==== Record set
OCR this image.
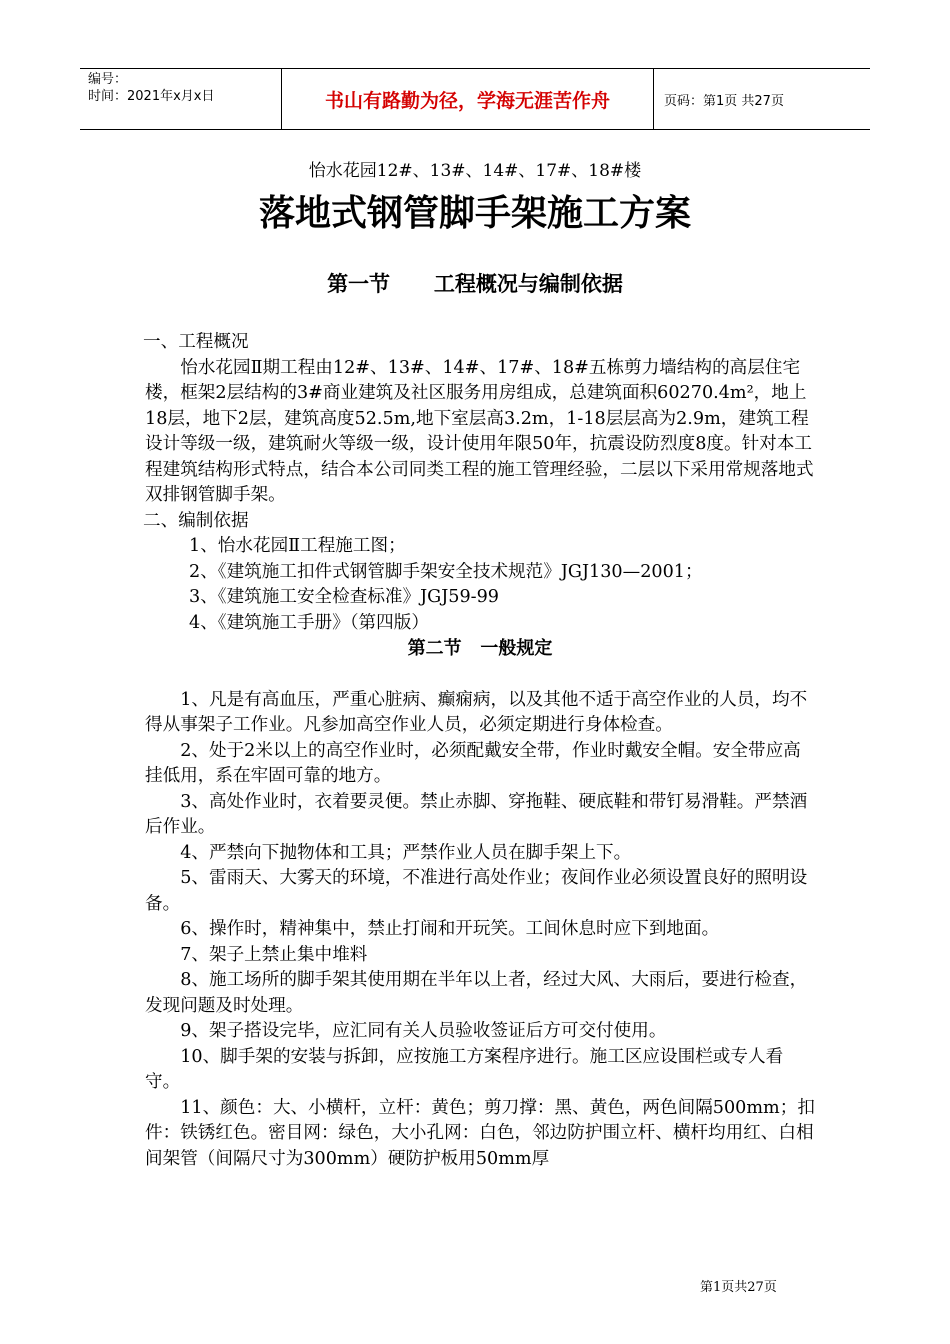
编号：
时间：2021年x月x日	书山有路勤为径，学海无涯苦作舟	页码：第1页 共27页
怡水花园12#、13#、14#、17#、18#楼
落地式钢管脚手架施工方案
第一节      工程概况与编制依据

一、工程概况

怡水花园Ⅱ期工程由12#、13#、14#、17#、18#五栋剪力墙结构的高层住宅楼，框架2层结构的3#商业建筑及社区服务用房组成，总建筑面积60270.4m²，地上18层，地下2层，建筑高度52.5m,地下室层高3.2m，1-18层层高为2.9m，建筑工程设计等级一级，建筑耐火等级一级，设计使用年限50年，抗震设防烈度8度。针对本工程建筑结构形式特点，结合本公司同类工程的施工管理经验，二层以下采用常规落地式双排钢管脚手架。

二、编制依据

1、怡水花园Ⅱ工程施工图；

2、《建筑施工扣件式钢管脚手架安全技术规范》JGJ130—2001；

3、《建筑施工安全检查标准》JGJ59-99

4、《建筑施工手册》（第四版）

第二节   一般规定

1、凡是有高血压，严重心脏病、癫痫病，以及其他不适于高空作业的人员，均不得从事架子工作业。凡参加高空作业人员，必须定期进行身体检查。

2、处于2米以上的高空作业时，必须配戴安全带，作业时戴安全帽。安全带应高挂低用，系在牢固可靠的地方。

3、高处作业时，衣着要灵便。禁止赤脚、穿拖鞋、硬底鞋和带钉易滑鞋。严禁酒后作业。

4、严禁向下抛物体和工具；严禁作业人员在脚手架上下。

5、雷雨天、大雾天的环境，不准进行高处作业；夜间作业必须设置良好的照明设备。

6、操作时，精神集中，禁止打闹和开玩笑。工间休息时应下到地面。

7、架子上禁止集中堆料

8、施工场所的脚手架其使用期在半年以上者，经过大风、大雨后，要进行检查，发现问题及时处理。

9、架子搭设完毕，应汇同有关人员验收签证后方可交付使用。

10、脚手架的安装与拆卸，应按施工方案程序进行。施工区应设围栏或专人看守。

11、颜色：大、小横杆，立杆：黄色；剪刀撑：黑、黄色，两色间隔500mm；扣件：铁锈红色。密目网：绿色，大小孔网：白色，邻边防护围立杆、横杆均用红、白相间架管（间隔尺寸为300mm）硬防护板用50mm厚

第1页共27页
========
==== Record set
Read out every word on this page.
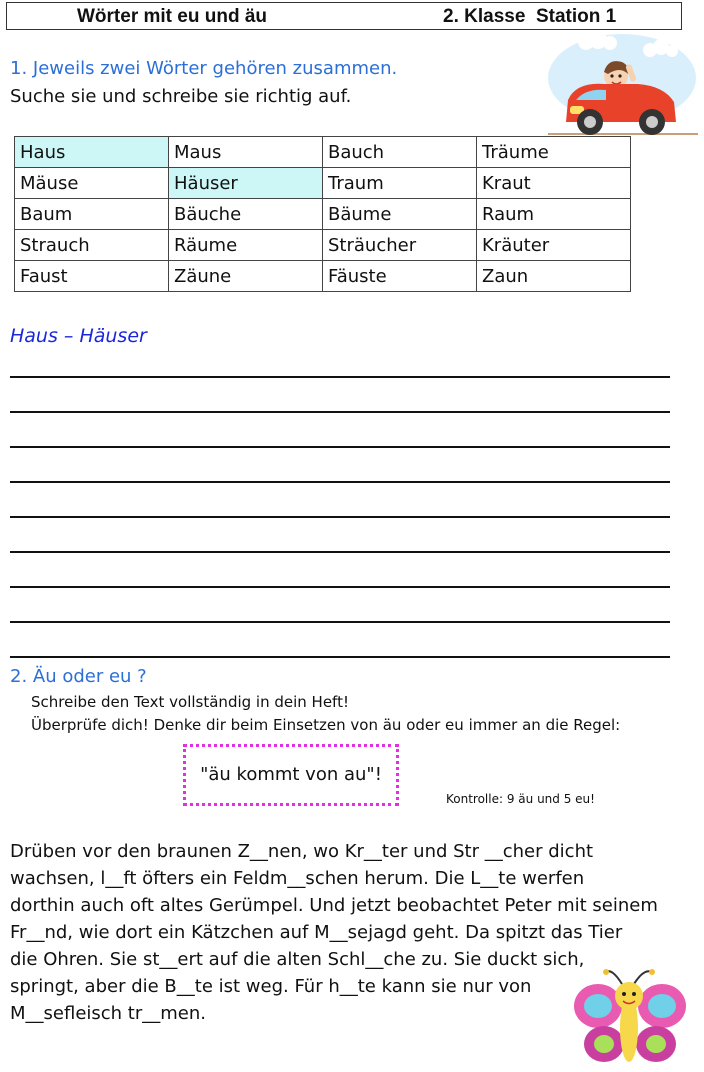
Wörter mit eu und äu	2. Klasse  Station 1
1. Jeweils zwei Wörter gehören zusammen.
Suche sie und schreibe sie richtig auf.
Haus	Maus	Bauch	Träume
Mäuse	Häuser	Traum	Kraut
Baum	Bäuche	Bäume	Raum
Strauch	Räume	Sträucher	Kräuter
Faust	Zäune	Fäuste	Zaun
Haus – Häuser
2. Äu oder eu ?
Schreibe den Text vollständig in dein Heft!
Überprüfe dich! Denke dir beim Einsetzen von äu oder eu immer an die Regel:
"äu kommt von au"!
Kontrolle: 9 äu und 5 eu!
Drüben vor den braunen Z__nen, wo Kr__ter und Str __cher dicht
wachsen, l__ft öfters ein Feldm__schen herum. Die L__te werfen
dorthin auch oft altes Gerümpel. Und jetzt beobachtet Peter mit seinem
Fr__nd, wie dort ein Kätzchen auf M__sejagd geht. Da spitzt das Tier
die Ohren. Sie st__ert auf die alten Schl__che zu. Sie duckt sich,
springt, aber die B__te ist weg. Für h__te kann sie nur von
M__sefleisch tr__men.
========
==== Record set
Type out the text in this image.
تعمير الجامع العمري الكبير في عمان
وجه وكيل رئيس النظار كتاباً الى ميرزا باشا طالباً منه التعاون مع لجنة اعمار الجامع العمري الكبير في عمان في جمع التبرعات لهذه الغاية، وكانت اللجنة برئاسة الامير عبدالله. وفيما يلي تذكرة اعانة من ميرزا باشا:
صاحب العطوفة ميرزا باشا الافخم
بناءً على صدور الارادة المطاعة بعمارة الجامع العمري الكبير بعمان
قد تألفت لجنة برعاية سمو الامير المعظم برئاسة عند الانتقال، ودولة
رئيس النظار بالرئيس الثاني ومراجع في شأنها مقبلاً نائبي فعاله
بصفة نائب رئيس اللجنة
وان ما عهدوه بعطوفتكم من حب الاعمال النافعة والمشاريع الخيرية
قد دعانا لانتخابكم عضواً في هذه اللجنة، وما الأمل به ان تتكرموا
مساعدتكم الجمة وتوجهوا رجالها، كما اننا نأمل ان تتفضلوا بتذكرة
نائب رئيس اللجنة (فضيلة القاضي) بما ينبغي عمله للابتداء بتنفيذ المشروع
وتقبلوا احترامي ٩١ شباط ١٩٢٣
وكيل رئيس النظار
========
● **Task goal**: Copy out every line holding the string "الامير".

● **Solved problem**:
وجه وكيل رئيس النظار كتاباً الى ميرزا باشا طالباً منه التعاون مع لجنة اعمار الجامع العمري الكبير في عمان في جمع التبرعات لهذه الغاية، وكانت اللجنة برئاسة الامير عبدالله. وفيما يلي تذكرة اعانة من ميرزا باشا:
قد تألفت لجنة برعاية سمو الامير المعظم برئاسة عند الانتقال، ودولة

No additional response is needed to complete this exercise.